Start with the line containing "Type out the text in this image." and write out each line through the end of the listing, exactly as given.

Material shown:
* Begin *
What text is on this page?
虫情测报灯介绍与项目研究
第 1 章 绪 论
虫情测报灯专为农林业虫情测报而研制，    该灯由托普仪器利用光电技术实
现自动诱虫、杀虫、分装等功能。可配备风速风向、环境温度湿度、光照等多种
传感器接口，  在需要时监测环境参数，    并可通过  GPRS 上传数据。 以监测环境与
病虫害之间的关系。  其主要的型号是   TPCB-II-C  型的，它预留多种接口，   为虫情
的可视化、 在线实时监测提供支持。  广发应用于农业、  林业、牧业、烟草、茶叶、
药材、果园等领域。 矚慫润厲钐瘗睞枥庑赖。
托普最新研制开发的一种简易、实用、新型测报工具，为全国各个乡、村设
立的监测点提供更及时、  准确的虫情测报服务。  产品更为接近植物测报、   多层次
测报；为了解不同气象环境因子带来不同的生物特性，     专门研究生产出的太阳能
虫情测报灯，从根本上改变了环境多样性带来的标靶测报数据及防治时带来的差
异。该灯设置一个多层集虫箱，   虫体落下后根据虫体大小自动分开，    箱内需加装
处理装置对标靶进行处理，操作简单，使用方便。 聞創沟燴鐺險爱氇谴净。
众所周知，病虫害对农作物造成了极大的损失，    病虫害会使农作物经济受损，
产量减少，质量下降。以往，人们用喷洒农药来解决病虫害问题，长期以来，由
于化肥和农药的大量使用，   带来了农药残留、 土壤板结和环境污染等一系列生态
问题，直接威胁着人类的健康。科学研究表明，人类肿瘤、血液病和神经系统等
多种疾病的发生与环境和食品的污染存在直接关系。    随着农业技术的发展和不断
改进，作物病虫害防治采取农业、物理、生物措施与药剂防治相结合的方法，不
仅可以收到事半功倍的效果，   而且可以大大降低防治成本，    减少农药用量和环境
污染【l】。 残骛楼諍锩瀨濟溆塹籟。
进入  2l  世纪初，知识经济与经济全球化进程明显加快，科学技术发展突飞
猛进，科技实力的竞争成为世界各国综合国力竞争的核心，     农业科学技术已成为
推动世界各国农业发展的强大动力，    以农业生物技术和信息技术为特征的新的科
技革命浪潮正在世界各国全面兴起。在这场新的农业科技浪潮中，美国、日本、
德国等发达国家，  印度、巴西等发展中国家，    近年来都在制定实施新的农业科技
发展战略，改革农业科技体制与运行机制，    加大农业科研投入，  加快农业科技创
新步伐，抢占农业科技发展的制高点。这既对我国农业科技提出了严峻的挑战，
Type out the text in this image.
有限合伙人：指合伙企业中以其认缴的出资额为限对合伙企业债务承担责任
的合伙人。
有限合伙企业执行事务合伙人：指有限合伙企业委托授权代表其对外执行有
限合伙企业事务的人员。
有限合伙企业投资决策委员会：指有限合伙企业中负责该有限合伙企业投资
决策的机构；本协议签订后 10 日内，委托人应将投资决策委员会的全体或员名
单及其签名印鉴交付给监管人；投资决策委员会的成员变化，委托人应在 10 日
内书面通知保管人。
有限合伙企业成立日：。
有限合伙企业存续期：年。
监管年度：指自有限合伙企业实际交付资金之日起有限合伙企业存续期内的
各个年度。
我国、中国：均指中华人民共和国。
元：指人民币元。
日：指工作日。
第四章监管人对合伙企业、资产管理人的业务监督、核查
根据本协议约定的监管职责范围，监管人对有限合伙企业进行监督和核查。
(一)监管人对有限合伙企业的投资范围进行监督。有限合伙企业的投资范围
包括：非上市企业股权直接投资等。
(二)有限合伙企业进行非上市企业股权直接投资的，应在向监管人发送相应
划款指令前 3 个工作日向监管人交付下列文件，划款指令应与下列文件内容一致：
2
* End *
Output of the exercise:
Type out the text in this image.
有限合伙人：指合伙企业中以其认缴的出资额为限对合伙企业债务承担责任
的合伙人。
有限合伙企业执行事务合伙人：指有限合伙企业委托授权代表其对外执行有
限合伙企业事务的人员。
有限合伙企业投资决策委员会：指有限合伙企业中负责该有限合伙企业投资
决策的机构；本协议签订后 10 日内，委托人应将投资决策委员会的全体或员名
单及其签名印鉴交付给监管人；投资决策委员会的成员变化，委托人应在 10 日
内书面通知保管人。
有限合伙企业成立日：。
有限合伙企业存续期：年。
监管年度：指自有限合伙企业实际交付资金之日起有限合伙企业存续期内的
各个年度。
我国、中国：均指中华人民共和国。
元：指人民币元。
日：指工作日。
第四章监管人对合伙企业、资产管理人的业务监督、核查
根据本协议约定的监管职责范围，监管人对有限合伙企业进行监督和核查。
(一)监管人对有限合伙企业的投资范围进行监督。有限合伙企业的投资范围
包括：非上市企业股权直接投资等。
(二)有限合伙企业进行非上市企业股权直接投资的，应在向监管人发送相应
划款指令前 3 个工作日向监管人交付下列文件，划款指令应与下列文件内容一致：
2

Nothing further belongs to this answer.